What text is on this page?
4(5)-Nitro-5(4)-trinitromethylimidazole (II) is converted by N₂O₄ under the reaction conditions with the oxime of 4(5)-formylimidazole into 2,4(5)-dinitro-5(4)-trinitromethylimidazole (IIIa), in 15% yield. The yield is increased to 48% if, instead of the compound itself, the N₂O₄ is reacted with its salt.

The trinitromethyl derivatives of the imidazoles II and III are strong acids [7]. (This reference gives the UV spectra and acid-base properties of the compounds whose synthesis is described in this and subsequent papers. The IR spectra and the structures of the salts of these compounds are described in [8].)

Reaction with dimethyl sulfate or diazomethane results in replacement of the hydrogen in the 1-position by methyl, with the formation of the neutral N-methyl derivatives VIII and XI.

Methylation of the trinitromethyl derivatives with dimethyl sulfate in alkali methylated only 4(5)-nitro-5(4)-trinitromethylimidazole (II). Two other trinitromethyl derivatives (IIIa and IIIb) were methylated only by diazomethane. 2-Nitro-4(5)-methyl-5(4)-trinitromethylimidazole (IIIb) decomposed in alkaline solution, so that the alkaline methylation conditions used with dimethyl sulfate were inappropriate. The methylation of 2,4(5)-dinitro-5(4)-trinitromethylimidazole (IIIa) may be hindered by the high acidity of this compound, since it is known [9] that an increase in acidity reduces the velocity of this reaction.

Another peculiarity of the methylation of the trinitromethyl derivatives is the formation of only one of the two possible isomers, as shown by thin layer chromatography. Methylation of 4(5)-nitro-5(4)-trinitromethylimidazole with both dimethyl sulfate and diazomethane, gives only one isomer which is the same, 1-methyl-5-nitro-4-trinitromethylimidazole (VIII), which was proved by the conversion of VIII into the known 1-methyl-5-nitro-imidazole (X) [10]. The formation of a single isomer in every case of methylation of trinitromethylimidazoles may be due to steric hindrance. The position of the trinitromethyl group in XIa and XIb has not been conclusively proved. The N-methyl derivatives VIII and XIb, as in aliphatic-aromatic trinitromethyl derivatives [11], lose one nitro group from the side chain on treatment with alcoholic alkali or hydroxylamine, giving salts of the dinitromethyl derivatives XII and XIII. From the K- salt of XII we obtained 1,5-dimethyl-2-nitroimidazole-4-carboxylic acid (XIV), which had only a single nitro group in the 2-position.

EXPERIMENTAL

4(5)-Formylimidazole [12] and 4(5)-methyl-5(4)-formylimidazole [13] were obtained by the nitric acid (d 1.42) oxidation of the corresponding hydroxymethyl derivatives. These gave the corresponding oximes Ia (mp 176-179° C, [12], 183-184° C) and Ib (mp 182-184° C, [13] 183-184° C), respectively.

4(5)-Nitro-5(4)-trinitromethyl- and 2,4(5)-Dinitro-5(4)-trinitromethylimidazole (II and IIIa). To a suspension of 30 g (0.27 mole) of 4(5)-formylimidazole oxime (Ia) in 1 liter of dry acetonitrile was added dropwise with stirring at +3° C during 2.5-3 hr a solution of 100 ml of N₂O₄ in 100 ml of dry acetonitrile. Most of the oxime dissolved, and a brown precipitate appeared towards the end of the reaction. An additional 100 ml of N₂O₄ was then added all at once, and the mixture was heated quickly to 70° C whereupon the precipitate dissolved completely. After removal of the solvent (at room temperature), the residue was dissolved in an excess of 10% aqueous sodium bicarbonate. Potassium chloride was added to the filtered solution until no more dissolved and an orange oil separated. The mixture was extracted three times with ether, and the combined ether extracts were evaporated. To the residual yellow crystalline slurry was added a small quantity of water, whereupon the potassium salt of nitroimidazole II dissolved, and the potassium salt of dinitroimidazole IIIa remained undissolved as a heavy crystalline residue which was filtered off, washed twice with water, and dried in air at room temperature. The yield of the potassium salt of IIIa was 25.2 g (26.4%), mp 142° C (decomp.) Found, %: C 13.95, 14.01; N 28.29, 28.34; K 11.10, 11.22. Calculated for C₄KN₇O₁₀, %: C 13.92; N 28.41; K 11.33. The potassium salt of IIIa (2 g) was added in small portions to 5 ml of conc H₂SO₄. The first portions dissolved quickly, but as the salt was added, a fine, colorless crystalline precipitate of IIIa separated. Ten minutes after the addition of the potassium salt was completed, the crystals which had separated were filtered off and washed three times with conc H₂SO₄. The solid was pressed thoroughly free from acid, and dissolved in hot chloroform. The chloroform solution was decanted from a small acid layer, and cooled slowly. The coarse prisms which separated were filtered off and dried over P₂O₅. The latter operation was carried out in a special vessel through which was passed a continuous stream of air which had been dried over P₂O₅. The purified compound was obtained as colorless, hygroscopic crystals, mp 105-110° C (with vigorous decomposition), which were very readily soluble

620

***

Which lines in the data above contain "VIII"? Show each one.

Reaction with dimethyl sulfate or diazomethane results in replacement of the hydrogen in the 1-position by methyl, with the formation of the neutral N-methyl derivatives VIII and XI.
Another peculiarity of the methylation of the trinitromethyl derivatives is the formation of only one of the two possible isomers, as shown by thin layer chromatography. Methylation of 4(5)-nitro-5(4)-trinitromethylimidazole with both dimethyl sulfate and diazomethane, gives only one isomer which is the same, 1-methyl-5-nitro-4-trinitromethylimidazole (VIII), which was proved by the conversion of VIII into the known 1-methyl-5-nitro-imidazole (X) [10]. The formation of a single isomer in every case of methylation of trinitromethylimidazoles may be due to steric hindrance. The position of the trinitromethyl group in XIa and XIb has not been conclusively proved. The N-methyl derivatives VIII and XIb, as in aliphatic-aromatic trinitromethyl derivatives [11], lose one nitro group from the side chain on treatment with alcoholic alkali or hydroxylamine, giving salts of the dinitromethyl derivatives XII and XIII. From the K- salt of XII we obtained 1,5-dimethyl-2-nitroimidazole-4-carboxylic acid (XIV), which had only a single nitro group in the 2-position.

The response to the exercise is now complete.